- [What is expected]: Update everything in the listing below from the line containing "traject-active-dot <box>19 373 38 392</box>" down to the line containing "traject-1-line1[interactable]: Digitale Vaardigheden" by changing "student-photo" to "profile-photo" and leaving all else unchanged. Give back only those lines.

- [Given entries]:

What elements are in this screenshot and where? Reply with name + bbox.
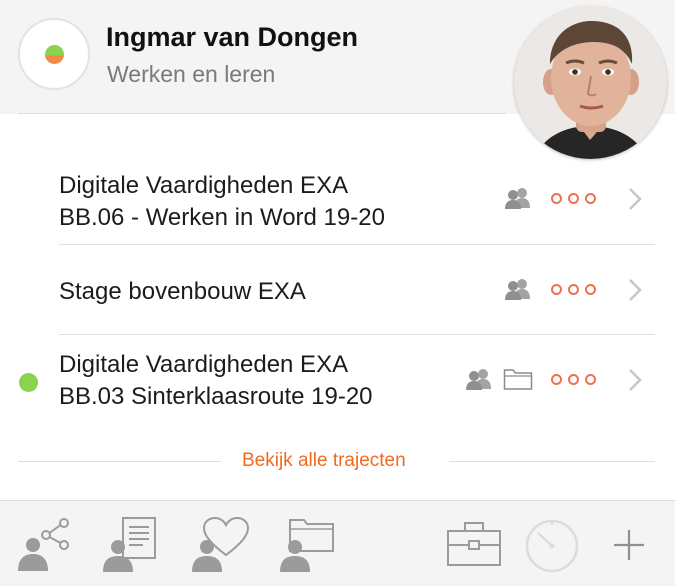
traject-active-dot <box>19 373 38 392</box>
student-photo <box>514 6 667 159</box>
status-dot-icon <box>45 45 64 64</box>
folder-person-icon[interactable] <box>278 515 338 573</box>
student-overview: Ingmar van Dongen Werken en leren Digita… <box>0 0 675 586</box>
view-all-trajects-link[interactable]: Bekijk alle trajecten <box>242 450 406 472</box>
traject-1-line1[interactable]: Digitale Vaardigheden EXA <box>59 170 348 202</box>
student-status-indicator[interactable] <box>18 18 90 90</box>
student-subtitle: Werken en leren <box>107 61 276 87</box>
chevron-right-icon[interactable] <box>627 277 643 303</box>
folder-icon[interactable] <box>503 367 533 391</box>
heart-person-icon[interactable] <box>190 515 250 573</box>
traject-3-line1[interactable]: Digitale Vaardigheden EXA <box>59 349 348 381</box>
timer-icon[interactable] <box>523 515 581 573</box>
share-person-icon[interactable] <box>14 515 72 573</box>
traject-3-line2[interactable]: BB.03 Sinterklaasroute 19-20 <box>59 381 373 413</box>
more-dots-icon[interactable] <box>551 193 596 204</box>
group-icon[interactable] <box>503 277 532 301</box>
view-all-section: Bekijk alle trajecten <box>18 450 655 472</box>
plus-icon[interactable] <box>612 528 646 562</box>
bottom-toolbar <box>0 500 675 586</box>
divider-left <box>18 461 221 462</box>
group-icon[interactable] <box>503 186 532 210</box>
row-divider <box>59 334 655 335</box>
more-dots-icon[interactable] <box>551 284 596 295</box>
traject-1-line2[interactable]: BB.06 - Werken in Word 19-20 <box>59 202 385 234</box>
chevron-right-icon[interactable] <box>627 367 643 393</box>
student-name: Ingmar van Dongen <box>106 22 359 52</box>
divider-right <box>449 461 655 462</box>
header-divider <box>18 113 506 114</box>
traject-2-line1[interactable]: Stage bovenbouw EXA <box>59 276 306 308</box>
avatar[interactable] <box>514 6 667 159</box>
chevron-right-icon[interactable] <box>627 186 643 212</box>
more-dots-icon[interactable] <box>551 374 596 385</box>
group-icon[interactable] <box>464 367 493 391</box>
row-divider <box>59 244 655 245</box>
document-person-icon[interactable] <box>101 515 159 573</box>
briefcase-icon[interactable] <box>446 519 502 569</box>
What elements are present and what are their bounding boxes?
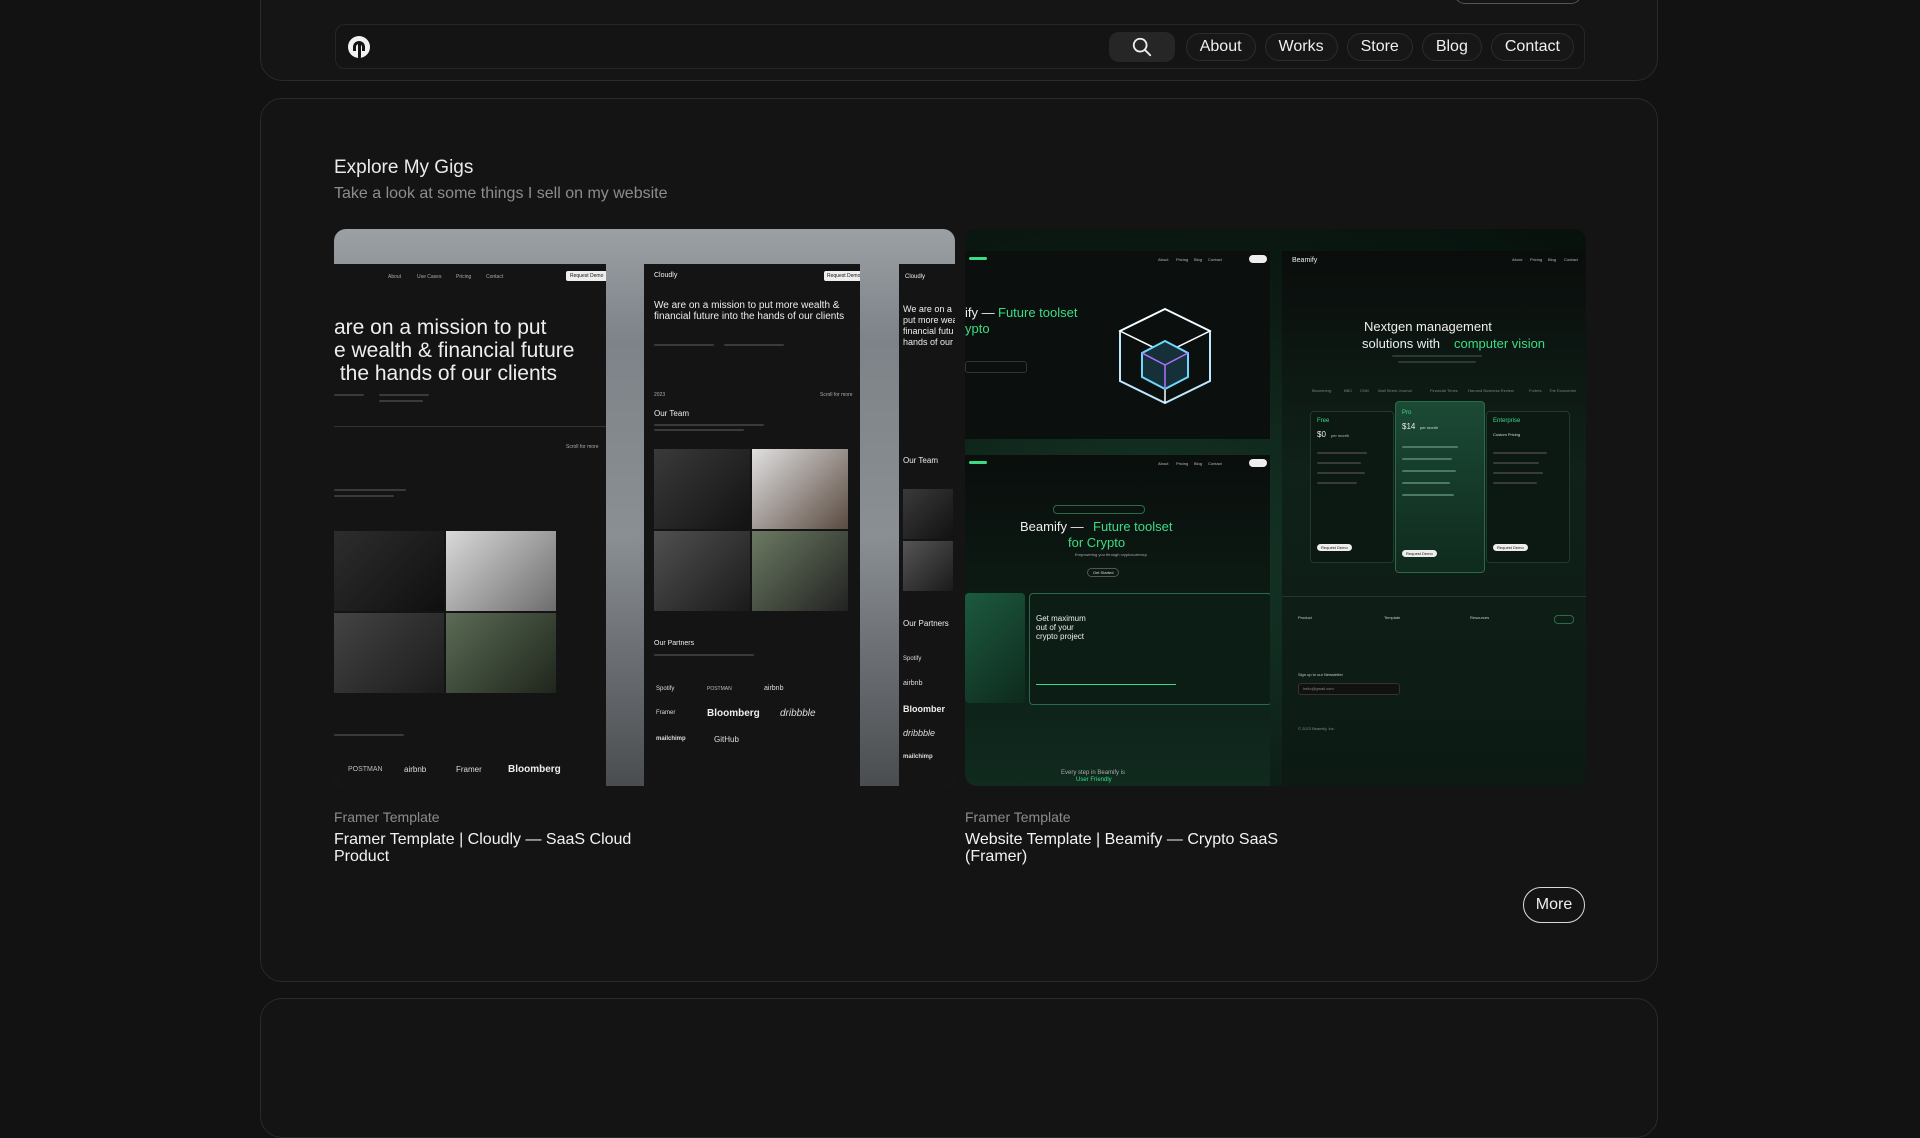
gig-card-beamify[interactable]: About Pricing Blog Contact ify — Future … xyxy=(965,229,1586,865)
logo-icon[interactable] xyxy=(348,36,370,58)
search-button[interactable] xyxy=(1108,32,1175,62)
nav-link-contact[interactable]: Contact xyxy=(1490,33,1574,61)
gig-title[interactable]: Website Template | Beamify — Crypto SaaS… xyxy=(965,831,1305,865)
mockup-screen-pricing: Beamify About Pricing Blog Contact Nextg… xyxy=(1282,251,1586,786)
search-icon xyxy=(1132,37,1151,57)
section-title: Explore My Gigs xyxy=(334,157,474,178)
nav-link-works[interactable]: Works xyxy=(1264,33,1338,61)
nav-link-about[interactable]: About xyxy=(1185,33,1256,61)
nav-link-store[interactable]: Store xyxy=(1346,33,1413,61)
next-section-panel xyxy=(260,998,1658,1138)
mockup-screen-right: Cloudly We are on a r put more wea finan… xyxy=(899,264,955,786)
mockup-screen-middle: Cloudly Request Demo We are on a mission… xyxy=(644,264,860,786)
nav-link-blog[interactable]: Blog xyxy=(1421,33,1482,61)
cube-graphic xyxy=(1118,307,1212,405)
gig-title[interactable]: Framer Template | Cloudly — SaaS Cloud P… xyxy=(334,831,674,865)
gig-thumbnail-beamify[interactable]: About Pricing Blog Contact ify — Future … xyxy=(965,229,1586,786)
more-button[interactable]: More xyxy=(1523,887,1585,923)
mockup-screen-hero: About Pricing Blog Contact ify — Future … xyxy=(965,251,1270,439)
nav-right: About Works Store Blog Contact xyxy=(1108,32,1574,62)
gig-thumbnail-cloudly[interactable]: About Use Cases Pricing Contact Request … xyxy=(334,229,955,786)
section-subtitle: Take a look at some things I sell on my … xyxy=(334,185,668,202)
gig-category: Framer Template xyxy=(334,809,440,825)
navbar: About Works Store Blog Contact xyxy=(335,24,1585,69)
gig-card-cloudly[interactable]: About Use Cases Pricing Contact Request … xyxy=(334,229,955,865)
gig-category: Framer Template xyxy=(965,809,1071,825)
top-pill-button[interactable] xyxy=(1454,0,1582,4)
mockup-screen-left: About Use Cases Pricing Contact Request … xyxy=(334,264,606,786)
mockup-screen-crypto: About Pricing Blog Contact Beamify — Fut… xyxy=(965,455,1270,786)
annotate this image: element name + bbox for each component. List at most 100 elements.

- [Task result]:
traject-active-dot <box>19 373 38 392</box>
profile-photo <box>514 6 667 159</box>
status-dot-icon <box>45 45 64 64</box>
folder-person-icon[interactable] <box>278 515 338 573</box>
student-overview: Ingmar van Dongen Werken en leren Digita… <box>0 0 675 586</box>
view-all-trajects-link[interactable]: Bekijk alle trajecten <box>242 450 406 472</box>
traject-1-line1[interactable]: Digitale Vaardigheden EXA <box>59 170 348 202</box>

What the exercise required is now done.